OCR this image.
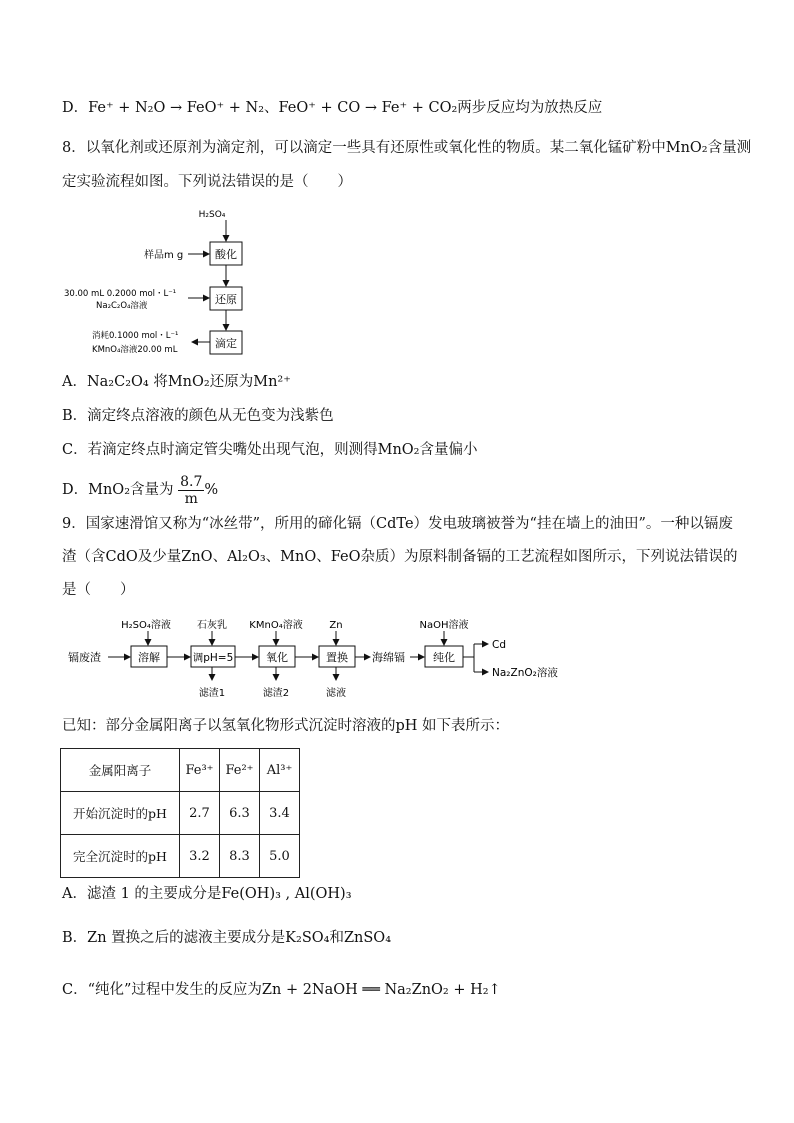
D．Fe⁺ + N₂O → FeO⁺ + N₂、FeO⁺ + CO → Fe⁺ + CO₂两步反应均为放热反应
8．以氧化剂或还原剂为滴定剂，可以滴定一些具有还原性或氧化性的物质。某二氧化锰矿粉中MnO₂含量测
定实验流程如图。下列说法错误的是（　　）
H₂SO₄
酸化
样品m g
还原
30.00 mL 0.2000 mol・L⁻¹
Na₂C₂O₄溶液
滴定
消耗0.1000 mol・L⁻¹
KMnO₄溶液20.00 mL
A．Na₂C₂O₄ 将MnO₂还原为Mn²⁺
B．滴定终点溶液的颜色从无色变为浅紫色
C．若滴定终点时滴定管尖嘴处出现气泡，则测得MnO₂含量偏小
D．MnO₂含量为 $\frac{8.7}{m}$ %
9．国家速滑馆又称为“冰丝带”，所用的碲化镉（CdTe）发电玻璃被誉为“挂在墙上的油田”。一种以镉废
渣（含CdO及少量ZnO、Al₂O₃、MnO、FeO杂质）为原料制备镉的工艺流程如图所示，下列说法错误的
是（　　）
镉废渣
H₂SO₄溶液
溶解
石灰乳
调pH=5
滤渣1
KMnO₄溶液
氧化
滤渣2
Zn
置换
滤液
海绵镉
NaOH溶液
纯化
Cd
Na₂ZnO₂溶液
已知：部分金属阳离子以氢氧化物形式沉淀时溶液的pH 如下表所示：
金属阳离子	Fe³⁺	Fe²⁺	Al³⁺
开始沉淀时的pH	2.7	6.3	3.4
完全沉淀时的pH	3.2	8.3	5.0
A．滤渣 1 的主要成分是Fe(OH)₃ , Al(OH)₃
B．Zn 置换之后的滤液主要成分是K₂SO₄和ZnSO₄
C．“纯化”过程中发生的反应为Zn + 2NaOH ══ Na₂ZnO₂ + H₂↑
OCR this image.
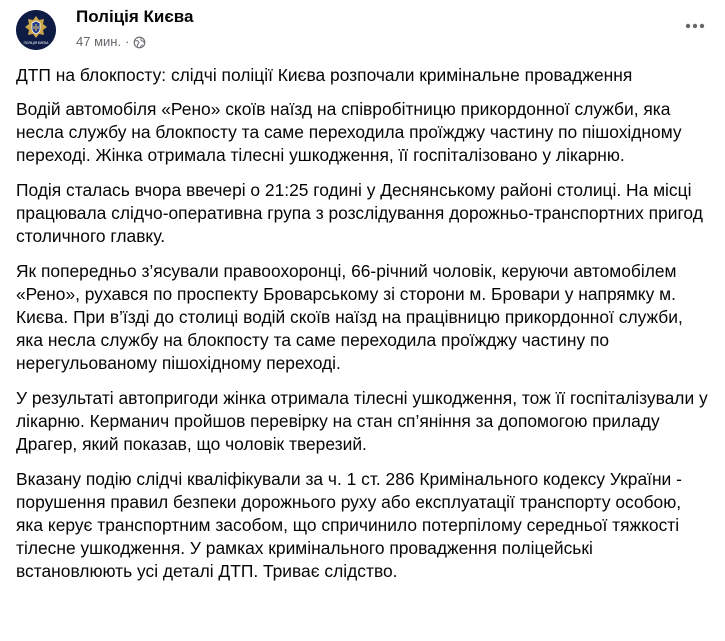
ПОЛІЦІЯ КИЄВА
Поліція Києва
47 мин. ·

ДТП на блокпосту: слідчі поліції Києва розпочали кримінальне провадження

Водій автомобіля «Рено» скоїв наїзд на співробітницю прикордонної служби, яка несла службу на блокпосту та саме переходила проїжджу частину по пішохідному переході. Жінка отримала тілесні ушкодження, її госпіталізовано у лікарню.

Подія сталась вчора ввечері о 21:25 годині у Деснянському районі столиці. На місці працювала слідчо-оперативна група з розслідування дорожньо-транспортних пригод столичного главку.

Як попередньо з’ясували правоохоронці, 66-річний чоловік, керуючи автомобілем «Рено», рухався по проспекту Броварському зі сторони м. Бровари у напрямку м. Києва. При в’їзді до столиці водій скоїв наїзд на працівницю прикордонної служби, яка несла службу на блокпосту та саме переходила проїжджу частину по нерегульованому пішохідному переході.

У результаті автопригоди жінка отримала тілесні ушкодження, тож її госпіталізували у лікарню. Керманич пройшов перевірку на стан сп’яніння за допомогою приладу Драгер, який показав, що чоловік тверезий.

Вказану подію слідчі кваліфікували за ч. 1 ст. 286 Кримінального кодексу України - порушення правил безпеки дорожнього руху або експлуатації транспорту особою, яка керує транспортним засобом, що спричинило потерпілому середньої тяжкості тілесне ушкодження. У рамках кримінального провадження поліцейські встановлюють усі деталі ДТП. Триває слідство.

:: To be done ::
Leave out the pictures and restate everything else word for word.

:: The solution ::
OCR this image.
D．Fe⁺ + N₂O → FeO⁺ + N₂、FeO⁺ + CO → Fe⁺ + CO₂两步反应均为放热反应
8．以氧化剂或还原剂为滴定剂，可以滴定一些具有还原性或氧化性的物质。某二氧化锰矿粉中MnO₂含量测
定实验流程如图。下列说法错误的是（　　）
H₂SO₄
酸化
样品m g
还原
30.00 mL 0.2000 mol・L⁻¹
Na₂C₂O₄溶液
滴定
消耗0.1000 mol・L⁻¹
KMnO₄溶液20.00 mL
A．Na₂C₂O₄ 将MnO₂还原为Mn²⁺
B．滴定终点溶液的颜色从无色变为浅紫色
C．若滴定终点时滴定管尖嘴处出现气泡，则测得MnO₂含量偏小
D．MnO₂含量为 $\frac{8.7}{m}$ %
9．国家速滑馆又称为“冰丝带”，所用的碲化镉（CdTe）发电玻璃被誉为“挂在墙上的油田”。一种以镉废
渣（含CdO及少量ZnO、Al₂O₃、MnO、FeO杂质）为原料制备镉的工艺流程如图所示，下列说法错误的
是（　　）
镉废渣
H₂SO₄溶液
溶解
石灰乳
调pH=5
滤渣1
KMnO₄溶液
氧化
滤渣2
Zn
置换
滤液
海绵镉
NaOH溶液
纯化
Cd
Na₂ZnO₂溶液
已知：部分金属阳离子以氢氧化物形式沉淀时溶液的pH 如下表所示：
金属阳离子	Fe³⁺	Fe²⁺	Al³⁺
开始沉淀时的pH	2.7	6.3	3.4
完全沉淀时的pH	3.2	8.3	5.0
A．滤渣 1 的主要成分是Fe(OH)₃ , Al(OH)₃
B．Zn 置换之后的滤液主要成分是K₂SO₄和ZnSO₄
C．“纯化”过程中发生的反应为Zn + 2NaOH ══ Na₂ZnO₂ + H₂↑
OCR this image.
ПОЛІЦІЯ КИЄВА
Поліція Києва
47 мин. ·

ДТП на блокпосту: слідчі поліції Києва розпочали кримінальне провадження

Водій автомобіля «Рено» скоїв наїзд на співробітницю прикордонної служби, яка несла службу на блокпосту та саме переходила проїжджу частину по пішохідному переході. Жінка отримала тілесні ушкодження, її госпіталізовано у лікарню.

Подія сталась вчора ввечері о 21:25 годині у Деснянському районі столиці. На місці працювала слідчо-оперативна група з розслідування дорожньо-транспортних пригод столичного главку.

Як попередньо з’ясували правоохоронці, 66-річний чоловік, керуючи автомобілем «Рено», рухався по проспекту Броварському зі сторони м. Бровари у напрямку м. Києва. При в’їзді до столиці водій скоїв наїзд на працівницю прикордонної служби, яка несла службу на блокпосту та саме переходила проїжджу частину по нерегульованому пішохідному переході.

У результаті автопригоди жінка отримала тілесні ушкодження, тож її госпіталізували у лікарню. Керманич пройшов перевірку на стан сп’яніння за допомогою приладу Драгер, який показав, що чоловік тверезий.

Вказану подію слідчі кваліфікували за ч. 1 ст. 286 Кримінального кодексу України - порушення правил безпеки дорожнього руху або експлуатації транспорту особою, яка керує транспортним засобом, що спричинило потерпілому середньої тяжкості тілесне ушкодження. У рамках кримінального провадження поліцейські встановлюють усі деталі ДТП. Триває слідство.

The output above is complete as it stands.